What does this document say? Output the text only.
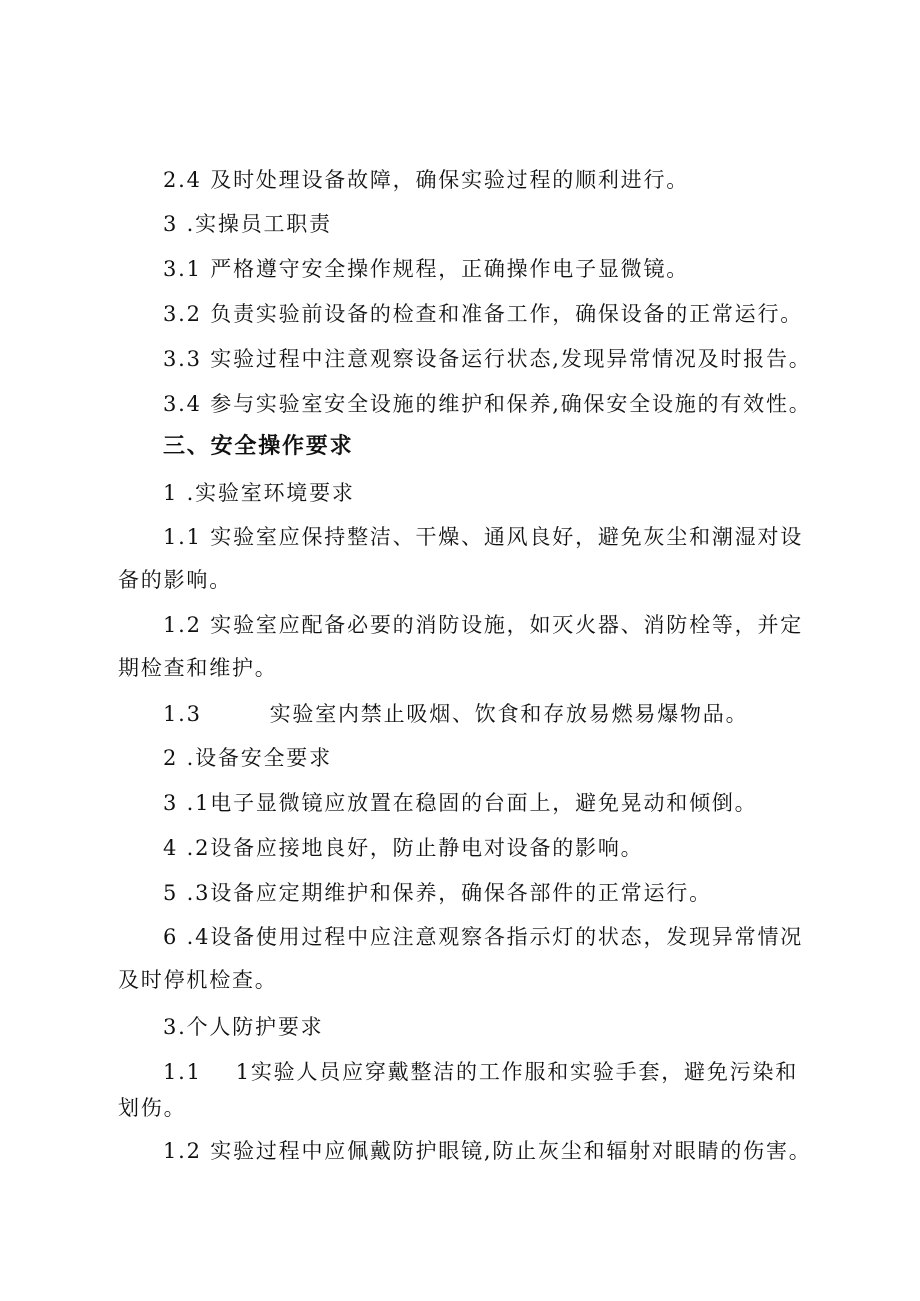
2.4 及时处理设备故障，确保实验过程的顺利进行。
3 .实操员工职责
3.1 严格遵守安全操作规程，正确操作电子显微镜。
3.2 负责实验前设备的检查和准备工作，确保设备的正常运行。
3.3 实验过程中注意观察设备运行状态,发现异常情况及时报告。
3.4 参与实验室安全设施的维护和保养,确保安全设施的有效性。
三、安全操作要求
1 .实验室环境要求
1.1 实验室应保持整洁、干燥、通风良好，避免灰尘和潮湿对设
备的影响。
1.2 实验室应配备必要的消防设施，如灭火器、消防栓等，并定
期检查和维护。
1.3        实验室内禁止吸烟、饮食和存放易燃易爆物品。
2 .设备安全要求
3 .1电子显微镜应放置在稳固的台面上，避免晃动和倾倒。
4 .2设备应接地良好，防止静电对设备的影响。
5 .3设备应定期维护和保养，确保各部件的正常运行。
6 .4设备使用过程中应注意观察各指示灯的状态，发现异常情况
及时停机检查。
3.个人防护要求
1.1    1实验人员应穿戴整洁的工作服和实验手套，避免污染和
划伤。
1.2 实验过程中应佩戴防护眼镜,防止灰尘和辐射对眼睛的伤害。
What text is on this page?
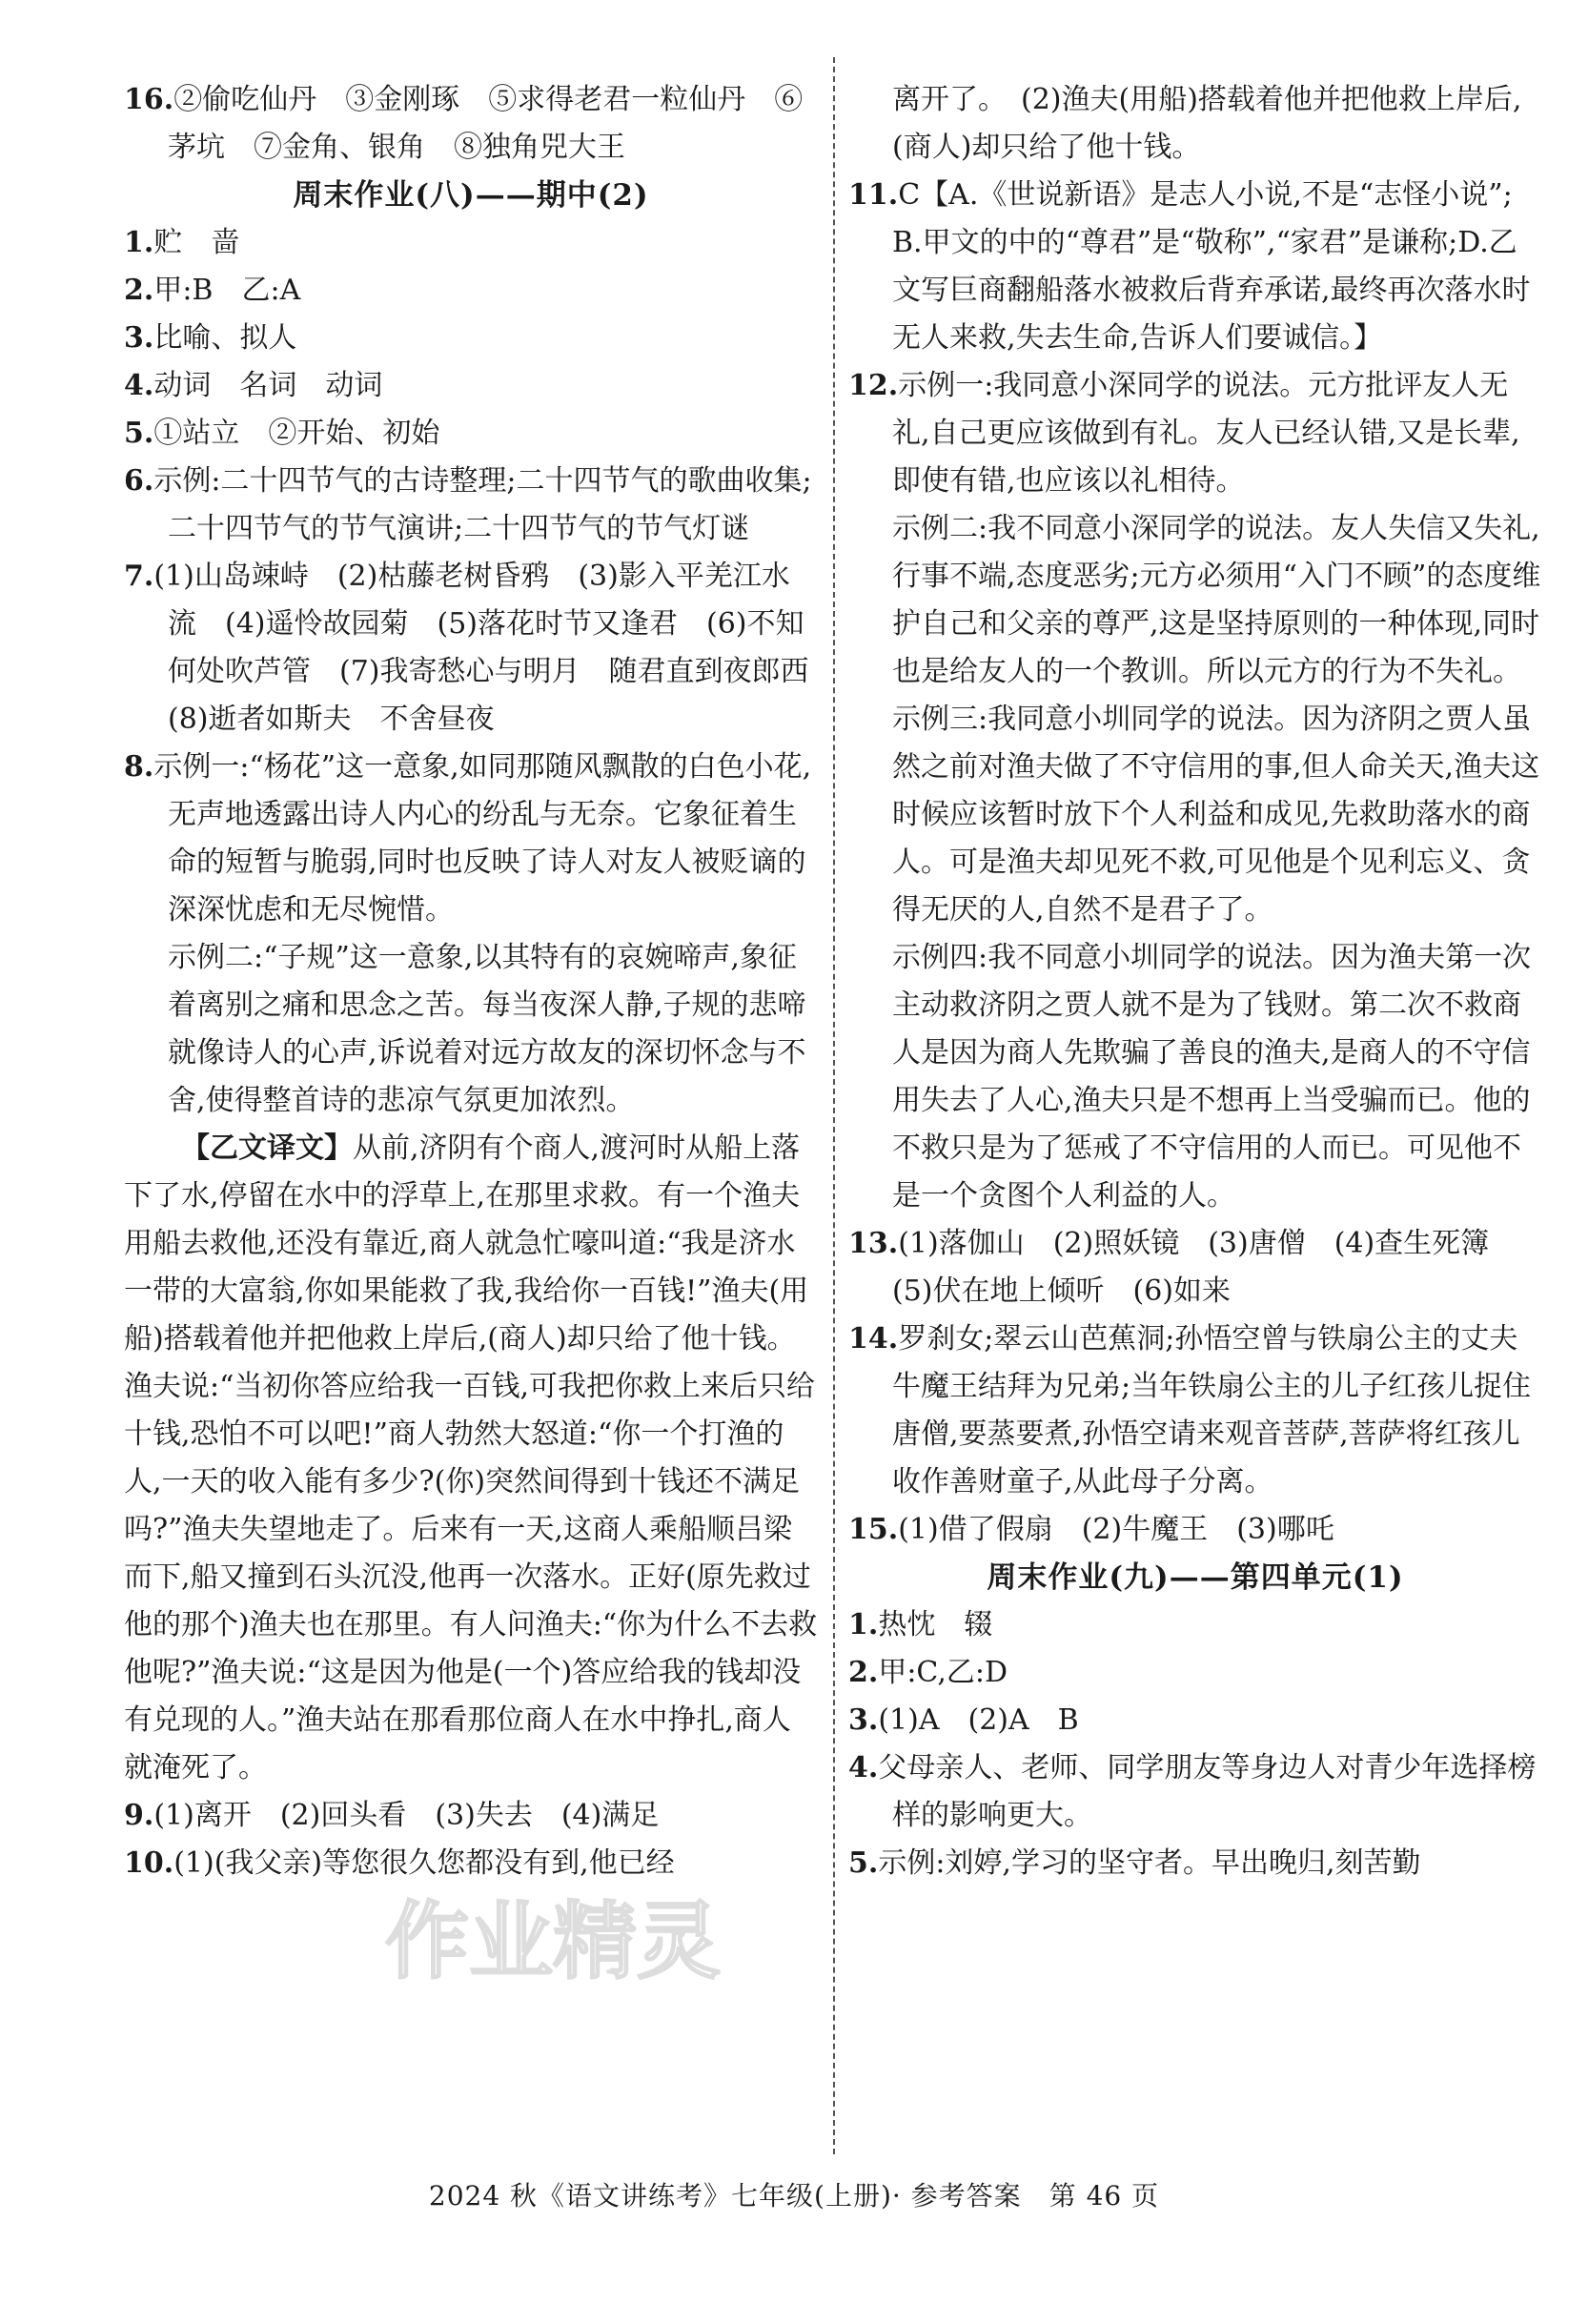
16.②偷吃仙丹　③金刚琢　⑤求得老君一粒仙丹　⑥茅坑　⑦金角、银角　⑧独角兕大王

周末作业(八)——期中(2)

1.贮　啬

2.甲:B　乙:A

3.比喻、拟人

4.动词　名词　动词

5.①站立　②开始、初始

6.示例:二十四节气的古诗整理;二十四节气的歌曲收集;二十四节气的节气演讲;二十四节气的节气灯谜

7.(1)山岛竦峙　(2)枯藤老树昏鸦　(3)影入平羌江水流　(4)遥怜故园菊　(5)落花时节又逢君　(6)不知何处吹芦管　(7)我寄愁心与明月　随君直到夜郎西　(8)逝者如斯夫　不舍昼夜

8.示例一:“杨花”这一意象,如同那随风飘散的白色小花,无声地透露出诗人内心的纷乱与无奈。它象征着生命的短暂与脆弱,同时也反映了诗人对友人被贬谪的深深忧虑和无尽惋惜。

示例二:“子规”这一意象,以其特有的哀婉啼声,象征着离别之痛和思念之苦。每当夜深人静,子规的悲啼就像诗人的心声,诉说着对远方故友的深切怀念与不舍,使得整首诗的悲凉气氛更加浓烈。

【乙文译文】从前,济阴有个商人,渡河时从船上落下了水,停留在水中的浮草上,在那里求救。有一个渔夫用船去救他,还没有靠近,商人就急忙嚎叫道:“我是济水一带的大富翁,你如果能救了我,我给你一百钱!”渔夫(用船)搭载着他并把他救上岸后,(商人)却只给了他十钱。渔夫说:“当初你答应给我一百钱,可我把你救上来后只给十钱,恐怕不可以吧!”商人勃然大怒道:“你一个打渔的人,一天的收入能有多少?(你)突然间得到十钱还不满足吗?”渔夫失望地走了。后来有一天,这商人乘船顺吕梁而下,船又撞到石头沉没,他再一次落水。正好(原先救过他的那个)渔夫也在那里。有人问渔夫:“你为什么不去救他呢?”渔夫说:“这是因为他是(一个)答应给我的钱却没有兑现的人。”渔夫站在那看那位商人在水中挣扎,商人就淹死了。

9.(1)离开　(2)回头看　(3)失去　(4)满足

10.(1)(我父亲)等您很久您都没有到,他已经

离开了。　(2)渔夫(用船)搭载着他并把他救上岸后,(商人)却只给了他十钱。

11.C【A.《世说新语》是志人小说,不是“志怪小说”;B.甲文的中的“尊君”是“敬称”,“家君”是谦称;D.乙文写巨商翻船落水被救后背弃承诺,最终再次落水时无人来救,失去生命,告诉人们要诚信。】

12.示例一:我同意小深同学的说法。元方批评友人无礼,自己更应该做到有礼。友人已经认错,又是长辈,即使有错,也应该以礼相待。

示例二:我不同意小深同学的说法。友人失信又失礼,行事不端,态度恶劣;元方必须用“入门不顾”的态度维护自己和父亲的尊严,这是坚持原则的一种体现,同时也是给友人的一个教训。所以元方的行为不失礼。

示例三:我同意小圳同学的说法。因为济阴之贾人虽然之前对渔夫做了不守信用的事,但人命关天,渔夫这时候应该暂时放下个人利益和成见,先救助落水的商人。可是渔夫却见死不救,可见他是个见利忘义、贪得无厌的人,自然不是君子了。

示例四:我不同意小圳同学的说法。因为渔夫第一次主动救济阴之贾人就不是为了钱财。第二次不救商人是因为商人先欺骗了善良的渔夫,是商人的不守信用失去了人心,渔夫只是不想再上当受骗而已。他的不救只是为了惩戒了不守信用的人而已。可见他不是一个贪图个人利益的人。

13.(1)落伽山　(2)照妖镜　(3)唐僧　(4)查生死簿　(5)伏在地上倾听　(6)如来

14.罗刹女;翠云山芭蕉洞;孙悟空曾与铁扇公主的丈夫牛魔王结拜为兄弟;当年铁扇公主的儿子红孩儿捉住唐僧,要蒸要煮,孙悟空请来观音菩萨,菩萨将红孩儿收作善财童子,从此母子分离。

15.(1)借了假扇　(2)牛魔王　(3)哪吒

周末作业(九)——第四单元(1)

1.热忱　辍

2.甲:C,乙:D

3.(1)A　(2)A　B

4.父母亲人、老师、同学朋友等身边人对青少年选择榜样的影响更大。

5.示例:刘婷,学习的坚守者。早出晚归,刻苦勤

作业精灵
2024 秋《语文讲练考》七年级(上册)· 参考答案　第 46 页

Do this:
Out of the material above, select every line that holds the string "What".

Exercise solution:
What does this document say? Output the text only.
What text is on this page?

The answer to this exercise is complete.